Dataset entries on figures:
==============================

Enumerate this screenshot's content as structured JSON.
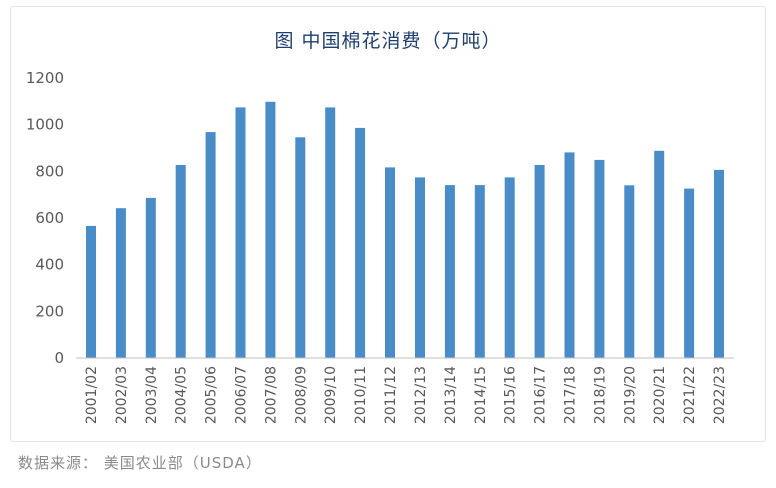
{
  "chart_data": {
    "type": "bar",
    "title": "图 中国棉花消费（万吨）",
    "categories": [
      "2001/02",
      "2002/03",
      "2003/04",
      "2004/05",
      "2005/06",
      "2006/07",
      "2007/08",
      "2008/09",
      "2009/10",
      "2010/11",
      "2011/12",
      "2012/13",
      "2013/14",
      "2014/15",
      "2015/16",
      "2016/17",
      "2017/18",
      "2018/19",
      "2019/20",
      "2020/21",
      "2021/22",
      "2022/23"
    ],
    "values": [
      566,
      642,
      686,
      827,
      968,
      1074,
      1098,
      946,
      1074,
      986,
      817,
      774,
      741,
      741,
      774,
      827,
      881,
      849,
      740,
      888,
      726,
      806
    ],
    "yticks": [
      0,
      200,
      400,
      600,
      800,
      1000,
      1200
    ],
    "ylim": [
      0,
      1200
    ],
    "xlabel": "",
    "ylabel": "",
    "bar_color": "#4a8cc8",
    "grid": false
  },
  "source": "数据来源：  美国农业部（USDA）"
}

==============================

All of the data needs repeating exactly, but the pictures do not.

Result:
Enumerate this screenshot's content as structured JSON.
{
  "chart_data": {
    "type": "bar",
    "title": "图 中国棉花消费（万吨）",
    "categories": [
      "2001/02",
      "2002/03",
      "2003/04",
      "2004/05",
      "2005/06",
      "2006/07",
      "2007/08",
      "2008/09",
      "2009/10",
      "2010/11",
      "2011/12",
      "2012/13",
      "2013/14",
      "2014/15",
      "2015/16",
      "2016/17",
      "2017/18",
      "2018/19",
      "2019/20",
      "2020/21",
      "2021/22",
      "2022/23"
    ],
    "values": [
      566,
      642,
      686,
      827,
      968,
      1074,
      1098,
      946,
      1074,
      986,
      817,
      774,
      741,
      741,
      774,
      827,
      881,
      849,
      740,
      888,
      726,
      806
    ],
    "yticks": [
      0,
      200,
      400,
      600,
      800,
      1000,
      1200
    ],
    "ylim": [
      0,
      1200
    ],
    "xlabel": "",
    "ylabel": "",
    "bar_color": "#4a8cc8",
    "grid": false
  },
  "source": "数据来源：  美国农业部（USDA）"
}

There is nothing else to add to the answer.